WRITTEN REQUEST:
Locate the lines where "than" occurs and copy them as they stand.

****

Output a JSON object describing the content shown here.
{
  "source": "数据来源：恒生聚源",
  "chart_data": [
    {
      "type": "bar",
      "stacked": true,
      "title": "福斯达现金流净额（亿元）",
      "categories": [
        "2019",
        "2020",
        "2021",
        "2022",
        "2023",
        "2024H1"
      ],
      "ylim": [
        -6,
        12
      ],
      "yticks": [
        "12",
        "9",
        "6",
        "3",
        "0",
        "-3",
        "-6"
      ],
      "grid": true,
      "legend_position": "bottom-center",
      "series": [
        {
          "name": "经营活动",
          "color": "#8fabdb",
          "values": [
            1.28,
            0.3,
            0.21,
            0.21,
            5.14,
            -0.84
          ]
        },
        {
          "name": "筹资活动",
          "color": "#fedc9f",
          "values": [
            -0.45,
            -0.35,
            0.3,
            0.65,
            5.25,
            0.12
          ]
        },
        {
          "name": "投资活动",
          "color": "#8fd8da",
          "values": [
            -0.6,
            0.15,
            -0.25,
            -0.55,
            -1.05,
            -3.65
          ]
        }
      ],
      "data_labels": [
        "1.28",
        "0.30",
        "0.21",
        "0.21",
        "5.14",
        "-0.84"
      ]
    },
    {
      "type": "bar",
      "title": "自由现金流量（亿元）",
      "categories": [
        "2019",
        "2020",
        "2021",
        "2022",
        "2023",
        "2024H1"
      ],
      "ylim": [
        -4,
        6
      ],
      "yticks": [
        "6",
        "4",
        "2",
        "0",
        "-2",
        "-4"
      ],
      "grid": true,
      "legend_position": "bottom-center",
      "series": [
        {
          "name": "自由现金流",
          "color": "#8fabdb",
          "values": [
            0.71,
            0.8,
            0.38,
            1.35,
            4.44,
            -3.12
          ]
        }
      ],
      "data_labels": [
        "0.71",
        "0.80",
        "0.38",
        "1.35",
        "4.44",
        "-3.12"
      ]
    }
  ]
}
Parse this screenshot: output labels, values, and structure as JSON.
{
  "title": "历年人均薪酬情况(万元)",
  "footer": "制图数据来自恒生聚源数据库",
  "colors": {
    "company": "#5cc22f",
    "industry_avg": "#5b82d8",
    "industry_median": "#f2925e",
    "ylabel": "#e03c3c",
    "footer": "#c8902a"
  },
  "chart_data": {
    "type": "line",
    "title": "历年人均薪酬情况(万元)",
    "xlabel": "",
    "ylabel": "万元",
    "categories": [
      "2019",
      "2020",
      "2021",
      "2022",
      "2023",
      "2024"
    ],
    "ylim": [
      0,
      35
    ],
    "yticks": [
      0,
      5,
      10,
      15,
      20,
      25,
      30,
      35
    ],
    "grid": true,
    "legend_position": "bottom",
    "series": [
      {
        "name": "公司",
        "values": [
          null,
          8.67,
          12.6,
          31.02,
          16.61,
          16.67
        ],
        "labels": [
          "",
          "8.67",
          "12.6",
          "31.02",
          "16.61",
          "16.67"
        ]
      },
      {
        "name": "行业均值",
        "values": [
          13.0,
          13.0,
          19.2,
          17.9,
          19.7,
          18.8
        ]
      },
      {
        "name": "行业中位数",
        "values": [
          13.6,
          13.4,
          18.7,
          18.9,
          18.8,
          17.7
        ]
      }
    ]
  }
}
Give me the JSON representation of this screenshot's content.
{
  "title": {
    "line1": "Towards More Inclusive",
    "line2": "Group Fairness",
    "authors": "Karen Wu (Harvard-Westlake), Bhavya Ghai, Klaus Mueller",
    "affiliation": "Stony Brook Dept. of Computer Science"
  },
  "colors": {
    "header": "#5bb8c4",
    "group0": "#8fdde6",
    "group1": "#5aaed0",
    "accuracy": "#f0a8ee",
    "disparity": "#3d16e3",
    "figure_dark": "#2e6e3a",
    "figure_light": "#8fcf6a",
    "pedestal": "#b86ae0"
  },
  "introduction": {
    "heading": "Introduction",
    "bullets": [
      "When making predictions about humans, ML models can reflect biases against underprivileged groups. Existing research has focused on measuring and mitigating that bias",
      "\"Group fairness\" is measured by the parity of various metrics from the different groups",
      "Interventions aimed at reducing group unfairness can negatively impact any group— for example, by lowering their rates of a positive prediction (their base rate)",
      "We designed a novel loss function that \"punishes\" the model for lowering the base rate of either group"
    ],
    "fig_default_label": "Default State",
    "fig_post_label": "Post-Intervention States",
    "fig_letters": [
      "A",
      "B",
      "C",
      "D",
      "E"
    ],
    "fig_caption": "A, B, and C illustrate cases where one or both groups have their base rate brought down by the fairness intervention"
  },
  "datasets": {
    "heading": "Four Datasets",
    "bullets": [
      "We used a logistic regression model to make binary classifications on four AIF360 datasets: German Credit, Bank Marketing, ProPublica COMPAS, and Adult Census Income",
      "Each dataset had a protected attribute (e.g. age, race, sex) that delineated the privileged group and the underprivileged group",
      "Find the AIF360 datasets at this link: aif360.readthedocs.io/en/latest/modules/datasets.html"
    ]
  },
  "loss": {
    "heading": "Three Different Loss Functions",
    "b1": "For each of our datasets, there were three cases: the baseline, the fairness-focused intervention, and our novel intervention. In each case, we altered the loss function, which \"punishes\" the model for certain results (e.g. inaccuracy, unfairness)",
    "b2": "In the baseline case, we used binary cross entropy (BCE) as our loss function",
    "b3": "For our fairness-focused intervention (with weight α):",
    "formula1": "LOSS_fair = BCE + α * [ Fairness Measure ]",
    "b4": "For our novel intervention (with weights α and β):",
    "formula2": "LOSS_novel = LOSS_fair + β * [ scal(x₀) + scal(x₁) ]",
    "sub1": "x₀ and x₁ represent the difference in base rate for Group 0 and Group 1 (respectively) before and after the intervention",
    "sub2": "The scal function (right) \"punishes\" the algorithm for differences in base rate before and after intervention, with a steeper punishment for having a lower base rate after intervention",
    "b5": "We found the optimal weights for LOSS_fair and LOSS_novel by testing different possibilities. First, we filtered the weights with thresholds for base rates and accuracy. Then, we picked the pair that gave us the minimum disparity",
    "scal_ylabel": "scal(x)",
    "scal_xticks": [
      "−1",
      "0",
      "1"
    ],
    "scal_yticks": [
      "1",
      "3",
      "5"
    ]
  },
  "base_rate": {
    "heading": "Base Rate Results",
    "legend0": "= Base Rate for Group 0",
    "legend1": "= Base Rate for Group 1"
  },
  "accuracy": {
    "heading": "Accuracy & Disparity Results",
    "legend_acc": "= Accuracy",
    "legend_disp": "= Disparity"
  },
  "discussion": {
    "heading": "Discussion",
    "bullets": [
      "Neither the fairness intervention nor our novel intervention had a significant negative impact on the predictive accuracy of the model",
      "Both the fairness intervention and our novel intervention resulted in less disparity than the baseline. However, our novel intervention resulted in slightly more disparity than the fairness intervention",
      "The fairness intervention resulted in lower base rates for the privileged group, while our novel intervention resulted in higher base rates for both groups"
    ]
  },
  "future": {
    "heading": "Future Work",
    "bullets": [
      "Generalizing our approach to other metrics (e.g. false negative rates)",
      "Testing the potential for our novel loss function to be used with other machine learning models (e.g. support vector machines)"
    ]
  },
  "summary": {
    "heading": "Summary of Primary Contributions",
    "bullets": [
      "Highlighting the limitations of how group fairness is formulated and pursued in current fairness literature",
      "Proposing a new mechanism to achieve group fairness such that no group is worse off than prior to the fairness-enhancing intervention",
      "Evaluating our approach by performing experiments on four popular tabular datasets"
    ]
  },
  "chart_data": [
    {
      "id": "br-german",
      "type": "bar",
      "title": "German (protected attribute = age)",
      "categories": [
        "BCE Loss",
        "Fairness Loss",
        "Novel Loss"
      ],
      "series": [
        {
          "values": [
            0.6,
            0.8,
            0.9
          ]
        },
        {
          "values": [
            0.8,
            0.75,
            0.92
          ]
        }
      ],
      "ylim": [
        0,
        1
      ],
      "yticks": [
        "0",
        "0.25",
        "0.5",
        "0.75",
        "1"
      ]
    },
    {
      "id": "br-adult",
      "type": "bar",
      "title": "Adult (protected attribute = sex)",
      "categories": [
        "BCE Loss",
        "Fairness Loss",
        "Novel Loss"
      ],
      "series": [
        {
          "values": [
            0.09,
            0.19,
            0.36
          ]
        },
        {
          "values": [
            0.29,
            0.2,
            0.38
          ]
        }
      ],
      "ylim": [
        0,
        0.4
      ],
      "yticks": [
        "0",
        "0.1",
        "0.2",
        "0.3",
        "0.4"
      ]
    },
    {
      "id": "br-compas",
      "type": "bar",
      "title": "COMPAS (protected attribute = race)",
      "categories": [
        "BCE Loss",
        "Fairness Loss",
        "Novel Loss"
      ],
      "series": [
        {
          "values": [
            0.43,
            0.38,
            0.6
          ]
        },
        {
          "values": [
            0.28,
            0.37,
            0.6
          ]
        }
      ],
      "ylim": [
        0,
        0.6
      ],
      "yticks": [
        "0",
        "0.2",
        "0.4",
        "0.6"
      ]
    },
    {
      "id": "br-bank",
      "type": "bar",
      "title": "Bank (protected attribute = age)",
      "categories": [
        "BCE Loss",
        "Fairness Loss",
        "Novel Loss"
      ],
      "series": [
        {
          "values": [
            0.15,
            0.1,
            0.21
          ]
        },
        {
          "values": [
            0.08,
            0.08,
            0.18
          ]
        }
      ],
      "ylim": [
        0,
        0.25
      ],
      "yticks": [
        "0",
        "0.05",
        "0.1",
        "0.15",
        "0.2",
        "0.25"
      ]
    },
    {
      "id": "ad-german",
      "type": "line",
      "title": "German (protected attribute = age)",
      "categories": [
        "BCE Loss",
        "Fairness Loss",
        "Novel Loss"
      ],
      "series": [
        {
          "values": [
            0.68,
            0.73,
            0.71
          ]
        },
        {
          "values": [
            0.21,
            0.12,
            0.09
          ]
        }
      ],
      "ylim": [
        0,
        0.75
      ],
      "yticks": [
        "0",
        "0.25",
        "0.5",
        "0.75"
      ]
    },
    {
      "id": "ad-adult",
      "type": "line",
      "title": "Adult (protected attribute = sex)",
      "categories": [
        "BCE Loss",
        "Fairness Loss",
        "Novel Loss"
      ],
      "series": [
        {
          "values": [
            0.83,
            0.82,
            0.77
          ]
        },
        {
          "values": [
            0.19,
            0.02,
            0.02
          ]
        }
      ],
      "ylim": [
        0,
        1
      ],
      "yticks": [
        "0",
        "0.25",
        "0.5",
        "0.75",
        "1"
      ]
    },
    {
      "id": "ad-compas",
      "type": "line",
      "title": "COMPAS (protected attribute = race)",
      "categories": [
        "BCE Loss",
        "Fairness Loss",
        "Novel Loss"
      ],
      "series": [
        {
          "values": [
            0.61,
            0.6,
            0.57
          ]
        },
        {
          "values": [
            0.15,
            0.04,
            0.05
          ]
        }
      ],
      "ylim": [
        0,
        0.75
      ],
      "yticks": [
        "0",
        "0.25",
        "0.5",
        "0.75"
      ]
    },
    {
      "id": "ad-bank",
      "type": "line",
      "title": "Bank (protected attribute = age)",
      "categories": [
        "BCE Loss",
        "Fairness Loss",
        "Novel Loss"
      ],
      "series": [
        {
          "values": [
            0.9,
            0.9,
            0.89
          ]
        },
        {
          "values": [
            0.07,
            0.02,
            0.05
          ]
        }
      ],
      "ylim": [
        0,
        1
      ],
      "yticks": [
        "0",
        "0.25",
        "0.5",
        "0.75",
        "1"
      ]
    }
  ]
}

****

ANSWER BELOW:
      "Both the fairness intervention and our novel intervention resulted in less disparity than the baseline. However, our novel intervention resulted in slightly more disparity than the fairness intervention",
      "Proposing a new mechanism to achieve group fairness such that no group is worse off than prior to the fairness-enhancing intervention",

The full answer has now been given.